Stored records:
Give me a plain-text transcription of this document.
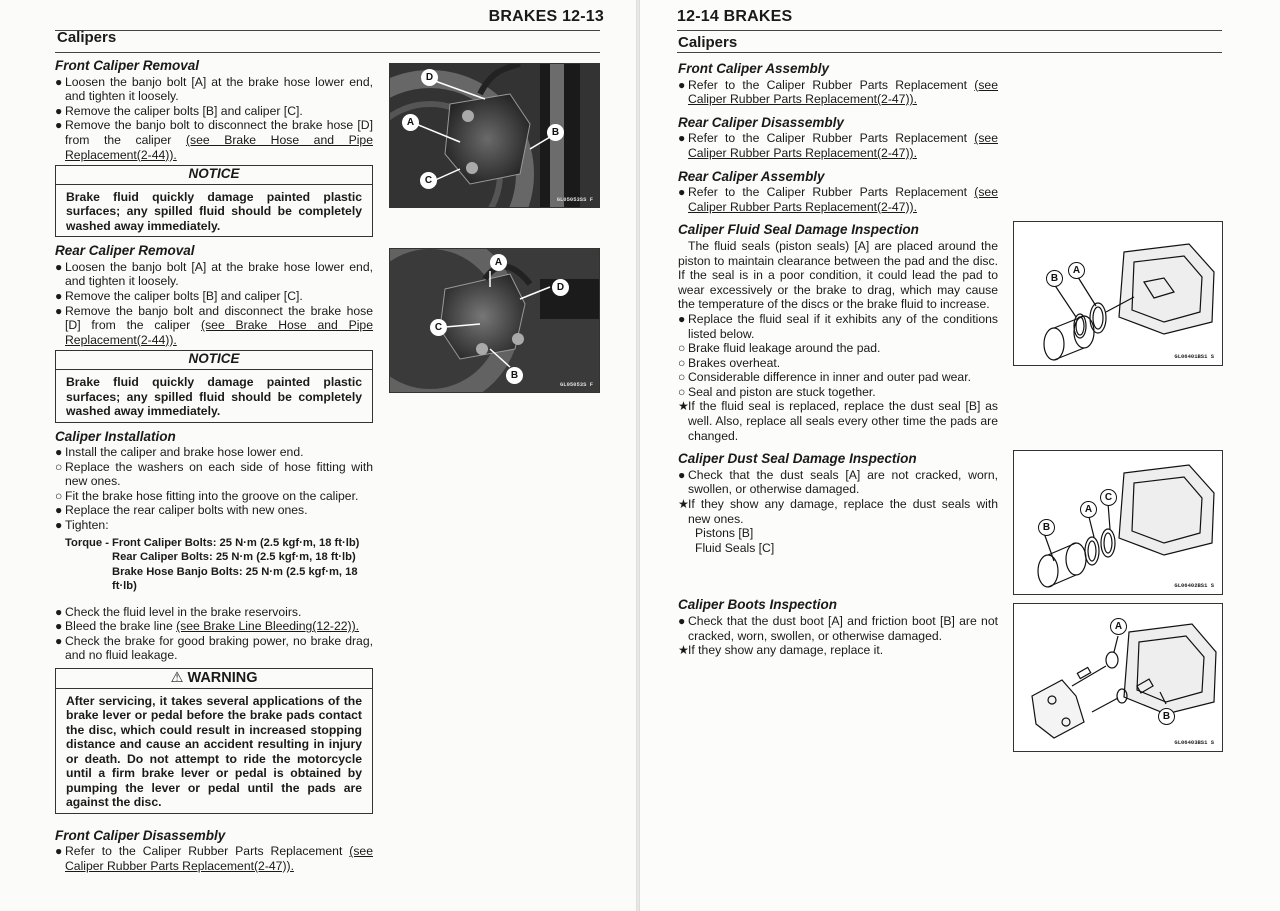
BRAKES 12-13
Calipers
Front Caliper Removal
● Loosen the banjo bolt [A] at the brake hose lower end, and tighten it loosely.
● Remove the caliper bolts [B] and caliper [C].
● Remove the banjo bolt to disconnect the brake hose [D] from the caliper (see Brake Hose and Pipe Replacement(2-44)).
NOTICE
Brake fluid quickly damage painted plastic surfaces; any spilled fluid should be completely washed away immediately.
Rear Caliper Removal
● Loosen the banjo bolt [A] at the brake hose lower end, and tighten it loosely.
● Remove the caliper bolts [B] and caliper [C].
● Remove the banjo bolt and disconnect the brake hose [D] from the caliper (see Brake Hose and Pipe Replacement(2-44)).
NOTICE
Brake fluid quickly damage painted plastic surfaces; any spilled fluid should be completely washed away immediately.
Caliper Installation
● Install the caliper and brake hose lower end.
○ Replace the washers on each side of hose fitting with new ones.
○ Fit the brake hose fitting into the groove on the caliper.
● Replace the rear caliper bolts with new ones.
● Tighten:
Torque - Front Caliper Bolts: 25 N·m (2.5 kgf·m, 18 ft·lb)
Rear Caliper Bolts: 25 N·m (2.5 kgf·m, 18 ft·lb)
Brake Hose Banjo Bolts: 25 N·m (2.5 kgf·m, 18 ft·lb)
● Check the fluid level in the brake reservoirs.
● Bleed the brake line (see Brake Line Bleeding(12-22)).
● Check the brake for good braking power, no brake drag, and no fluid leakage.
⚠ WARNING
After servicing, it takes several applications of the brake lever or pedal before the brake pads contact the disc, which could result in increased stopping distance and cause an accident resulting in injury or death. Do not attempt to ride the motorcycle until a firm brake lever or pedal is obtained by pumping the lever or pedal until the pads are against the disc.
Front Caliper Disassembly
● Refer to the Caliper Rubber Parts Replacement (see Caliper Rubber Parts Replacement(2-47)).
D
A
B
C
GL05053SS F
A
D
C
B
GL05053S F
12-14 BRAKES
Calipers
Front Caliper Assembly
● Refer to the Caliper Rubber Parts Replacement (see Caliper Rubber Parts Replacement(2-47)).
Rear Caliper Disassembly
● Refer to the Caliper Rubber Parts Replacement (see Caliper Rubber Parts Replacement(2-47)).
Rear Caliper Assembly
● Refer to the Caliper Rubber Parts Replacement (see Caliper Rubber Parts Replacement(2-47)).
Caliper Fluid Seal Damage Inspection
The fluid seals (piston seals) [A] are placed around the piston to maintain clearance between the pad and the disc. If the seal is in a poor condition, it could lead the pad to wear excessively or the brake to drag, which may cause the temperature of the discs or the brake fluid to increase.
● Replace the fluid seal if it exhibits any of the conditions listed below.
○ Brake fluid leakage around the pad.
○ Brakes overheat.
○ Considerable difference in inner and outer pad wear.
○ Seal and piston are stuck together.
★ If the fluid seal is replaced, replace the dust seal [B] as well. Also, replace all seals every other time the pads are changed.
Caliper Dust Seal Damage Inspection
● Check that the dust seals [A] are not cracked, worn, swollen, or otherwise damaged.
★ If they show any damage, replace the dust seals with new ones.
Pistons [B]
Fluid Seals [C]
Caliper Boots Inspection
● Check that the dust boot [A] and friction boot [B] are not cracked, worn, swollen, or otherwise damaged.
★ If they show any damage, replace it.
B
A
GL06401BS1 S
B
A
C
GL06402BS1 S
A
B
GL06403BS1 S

Challenge:
Copy all lines of the material above where the string "they" occurs.

Correct response:
★ If they show any damage, replace the dust seals with new ones.
★ If they show any damage, replace it.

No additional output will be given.